## WRITTEN TASK
Select from the records below every line that has the word "start" in it.

## DATA FOR THIS TASK

========================================================================

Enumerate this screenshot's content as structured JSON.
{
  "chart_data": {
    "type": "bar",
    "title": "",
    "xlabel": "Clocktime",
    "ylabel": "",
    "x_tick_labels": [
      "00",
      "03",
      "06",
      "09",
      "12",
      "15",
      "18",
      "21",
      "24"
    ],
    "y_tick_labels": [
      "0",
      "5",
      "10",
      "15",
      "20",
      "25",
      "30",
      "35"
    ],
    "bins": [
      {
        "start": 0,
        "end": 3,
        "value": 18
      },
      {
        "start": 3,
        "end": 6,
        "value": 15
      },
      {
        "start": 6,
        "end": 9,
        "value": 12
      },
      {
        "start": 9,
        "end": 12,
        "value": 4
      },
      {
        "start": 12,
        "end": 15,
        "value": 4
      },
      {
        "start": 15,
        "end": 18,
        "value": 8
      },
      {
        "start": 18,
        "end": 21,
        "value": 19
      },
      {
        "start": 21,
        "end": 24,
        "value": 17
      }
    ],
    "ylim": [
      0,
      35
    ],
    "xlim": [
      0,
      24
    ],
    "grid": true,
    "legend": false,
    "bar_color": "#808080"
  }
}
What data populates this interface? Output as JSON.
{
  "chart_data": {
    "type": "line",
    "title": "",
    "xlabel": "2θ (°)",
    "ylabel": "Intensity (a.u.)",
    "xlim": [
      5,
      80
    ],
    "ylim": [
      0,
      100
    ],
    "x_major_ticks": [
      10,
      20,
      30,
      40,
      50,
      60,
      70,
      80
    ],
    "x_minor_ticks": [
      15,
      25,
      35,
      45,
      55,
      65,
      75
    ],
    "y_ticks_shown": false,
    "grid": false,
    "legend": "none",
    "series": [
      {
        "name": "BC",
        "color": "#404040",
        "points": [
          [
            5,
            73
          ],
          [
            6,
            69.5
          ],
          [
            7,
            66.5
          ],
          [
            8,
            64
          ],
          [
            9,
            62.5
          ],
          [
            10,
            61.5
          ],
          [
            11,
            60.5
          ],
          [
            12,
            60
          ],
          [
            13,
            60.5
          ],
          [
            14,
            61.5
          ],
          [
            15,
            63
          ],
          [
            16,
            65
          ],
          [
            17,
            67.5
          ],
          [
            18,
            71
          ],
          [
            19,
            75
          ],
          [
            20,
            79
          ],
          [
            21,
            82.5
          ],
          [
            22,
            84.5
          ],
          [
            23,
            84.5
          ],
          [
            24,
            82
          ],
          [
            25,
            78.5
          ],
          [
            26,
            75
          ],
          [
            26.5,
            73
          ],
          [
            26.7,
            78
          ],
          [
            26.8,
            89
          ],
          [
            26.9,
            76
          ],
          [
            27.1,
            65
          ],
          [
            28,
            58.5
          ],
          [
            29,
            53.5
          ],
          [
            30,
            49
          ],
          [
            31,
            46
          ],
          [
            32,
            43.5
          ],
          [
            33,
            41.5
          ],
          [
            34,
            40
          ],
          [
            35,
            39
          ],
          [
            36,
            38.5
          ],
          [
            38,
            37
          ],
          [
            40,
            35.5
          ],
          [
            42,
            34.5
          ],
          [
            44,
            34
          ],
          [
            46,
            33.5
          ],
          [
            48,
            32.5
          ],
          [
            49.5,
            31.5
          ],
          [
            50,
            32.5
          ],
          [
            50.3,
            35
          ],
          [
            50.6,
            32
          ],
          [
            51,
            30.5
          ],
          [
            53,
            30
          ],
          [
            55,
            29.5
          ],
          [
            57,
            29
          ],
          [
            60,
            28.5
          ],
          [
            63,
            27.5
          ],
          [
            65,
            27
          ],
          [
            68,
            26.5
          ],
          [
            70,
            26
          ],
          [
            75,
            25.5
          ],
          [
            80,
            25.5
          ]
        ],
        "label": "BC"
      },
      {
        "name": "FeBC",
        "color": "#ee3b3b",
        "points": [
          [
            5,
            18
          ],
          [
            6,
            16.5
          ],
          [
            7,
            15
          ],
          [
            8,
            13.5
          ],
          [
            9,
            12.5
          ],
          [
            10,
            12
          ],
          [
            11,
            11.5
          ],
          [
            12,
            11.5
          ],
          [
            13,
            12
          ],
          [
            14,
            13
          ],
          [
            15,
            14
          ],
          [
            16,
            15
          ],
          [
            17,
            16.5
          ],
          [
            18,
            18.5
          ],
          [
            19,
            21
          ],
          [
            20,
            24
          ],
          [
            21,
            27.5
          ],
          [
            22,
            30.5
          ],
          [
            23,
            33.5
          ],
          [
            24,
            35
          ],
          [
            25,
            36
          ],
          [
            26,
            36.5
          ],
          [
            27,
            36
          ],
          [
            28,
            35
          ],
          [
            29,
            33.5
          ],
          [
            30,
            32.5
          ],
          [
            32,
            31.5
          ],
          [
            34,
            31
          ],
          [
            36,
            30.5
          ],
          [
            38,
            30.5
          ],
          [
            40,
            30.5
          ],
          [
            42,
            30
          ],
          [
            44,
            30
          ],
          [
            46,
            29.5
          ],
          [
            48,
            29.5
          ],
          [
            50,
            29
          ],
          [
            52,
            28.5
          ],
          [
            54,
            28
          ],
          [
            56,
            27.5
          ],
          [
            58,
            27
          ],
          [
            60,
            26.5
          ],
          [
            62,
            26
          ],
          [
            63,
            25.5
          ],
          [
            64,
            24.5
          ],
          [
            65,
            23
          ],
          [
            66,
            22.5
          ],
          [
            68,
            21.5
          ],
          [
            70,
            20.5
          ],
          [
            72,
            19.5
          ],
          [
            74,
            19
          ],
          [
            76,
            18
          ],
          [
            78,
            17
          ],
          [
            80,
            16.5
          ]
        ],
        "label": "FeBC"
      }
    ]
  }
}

========================================================================

## RIGHT ANSWER
        "start": 0,
        "start": 3,
        "start": 6,
        "start": 9,
        "start": 12,
        "start": 15,
        "start": 18,
        "start": 21,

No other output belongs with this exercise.